Write the entries below out again exactly; any picture in them stays out.
>> begin
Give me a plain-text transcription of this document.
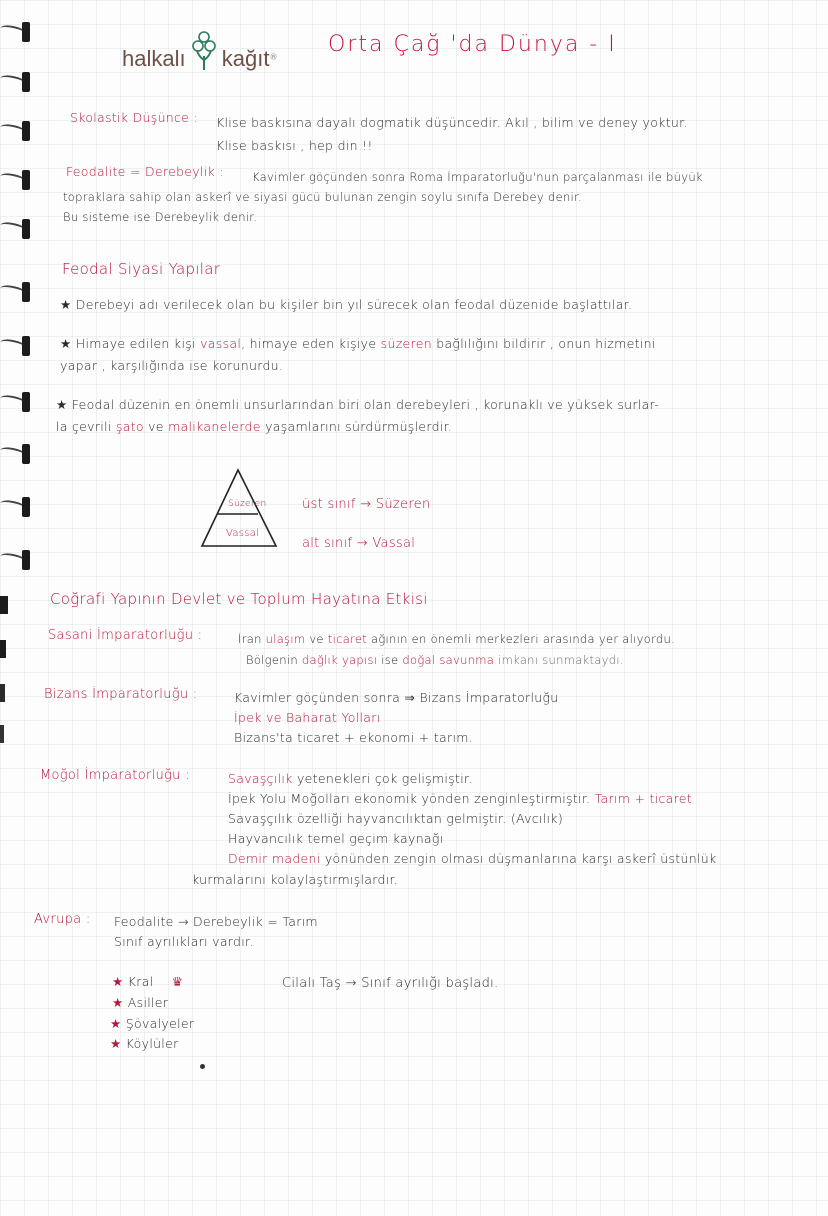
halkalı kağıt®
Orta Çağ 'da Dünya - I
Skolastik Düşünce : Klise baskısına dayalı dogmatik düşüncedir. Akıl , bilim ve deney yoktur.
Klise baskısı , hep din !!
Feodalite = Derebeylik : Kavimler göçünden sonra Roma İmparatorluğu'nun parçalanması ile büyük
topraklara sahip olan askerî ve siyasi gücü bulunan zengin soylu sınıfa Derebey denir.
Bu sisteme ise Derebeylik denir.
Feodal Siyasi Yapılar
★ Derebeyi adı verilecek olan bu kişiler bin yıl sürecek olan feodal düzenide başlattılar.
★ Himaye edilen kişi vassal, himaye eden kişiye süzeren bağlılığını bildirir , onun hizmetini
yapar , karşılığında ise korunurdu.
★ Feodal düzenin en önemli unsurlarından biri olan derebeyleri , korunaklı ve yüksek surlar-
la çevrili şato ve malikanelerde yaşamlarını sürdürmüşlerdir.
Süzeren
Vassal
üst sınıf → Süzeren
alt sınıf → Vassal
Coğrafi Yapının Devlet ve Toplum Hayatına Etkisi
Sasani İmparatorluğu :	İran ulaşım ve ticaret ağının en önemli merkezleri arasında yer alıyordu.
Bölgenin dağlık yapısı ise doğal savunma imkanı sunmaktaydı.
Bizans İmparatorluğu :	Kavimler göçünden sonra ⇒ Bizans İmparatorluğu
İpek ve Baharat Yolları
Bizans'ta ticaret + ekonomi + tarım.
Moğol İmparatorluğu :	Savaşçılık yetenekleri çok gelişmiştir.
İpek Yolu Moğolları ekonomik yönden zenginleştirmiştir. Tarım + ticaret
Savaşçılık özelliği hayvancılıktan gelmiştir. (Avcılık)
Hayvancılık temel geçim kaynağı
Demir madeni yönünden zengin olması düşmanlarına karşı askerî üstünlük
kurmalarını kolaylaştırmışlardır.
Avrupa : Feodalite → Derebeylik = Tarım
Sınıf ayrılıkları vardır.
★ Kral ♛
★ Asiller
★ Şövalyeler
★ Köylüler
Cilalı Taş → Sınıf ayrılığı başladı.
>> end
(Correct response):
Give me a plain-text transcription of this document.
halkalı kağıt®
Orta Çağ 'da Dünya - I
Skolastik Düşünce : Klise baskısına dayalı dogmatik düşüncedir. Akıl , bilim ve deney yoktur.
Klise baskısı , hep din !!
Feodalite = Derebeylik : Kavimler göçünden sonra Roma İmparatorluğu'nun parçalanması ile büyük
topraklara sahip olan askerî ve siyasi gücü bulunan zengin soylu sınıfa Derebey denir.
Bu sisteme ise Derebeylik denir.
Feodal Siyasi Yapılar
★ Derebeyi adı verilecek olan bu kişiler bin yıl sürecek olan feodal düzenide başlattılar.
★ Himaye edilen kişi vassal, himaye eden kişiye süzeren bağlılığını bildirir , onun hizmetini
yapar , karşılığında ise korunurdu.
★ Feodal düzenin en önemli unsurlarından biri olan derebeyleri , korunaklı ve yüksek surlar-
la çevrili şato ve malikanelerde yaşamlarını sürdürmüşlerdir.
Süzeren
Vassal
üst sınıf → Süzeren
alt sınıf → Vassal
Coğrafi Yapının Devlet ve Toplum Hayatına Etkisi
Sasani İmparatorluğu :	İran ulaşım ve ticaret ağının en önemli merkezleri arasında yer alıyordu.
Bölgenin dağlık yapısı ise doğal savunma imkanı sunmaktaydı.
Bizans İmparatorluğu :	Kavimler göçünden sonra ⇒ Bizans İmparatorluğu
İpek ve Baharat Yolları
Bizans'ta ticaret + ekonomi + tarım.
Moğol İmparatorluğu :	Savaşçılık yetenekleri çok gelişmiştir.
İpek Yolu Moğolları ekonomik yönden zenginleştirmiştir. Tarım + ticaret
Savaşçılık özelliği hayvancılıktan gelmiştir. (Avcılık)
Hayvancılık temel geçim kaynağı
Demir madeni yönünden zengin olması düşmanlarına karşı askerî üstünlük
kurmalarını kolaylaştırmışlardır.
Avrupa : Feodalite → Derebeylik = Tarım
Sınıf ayrılıkları vardır.
★ Kral ♛
★ Asiller
★ Şövalyeler
★ Köylüler
Cilalı Taş → Sınıf ayrılığı başladı.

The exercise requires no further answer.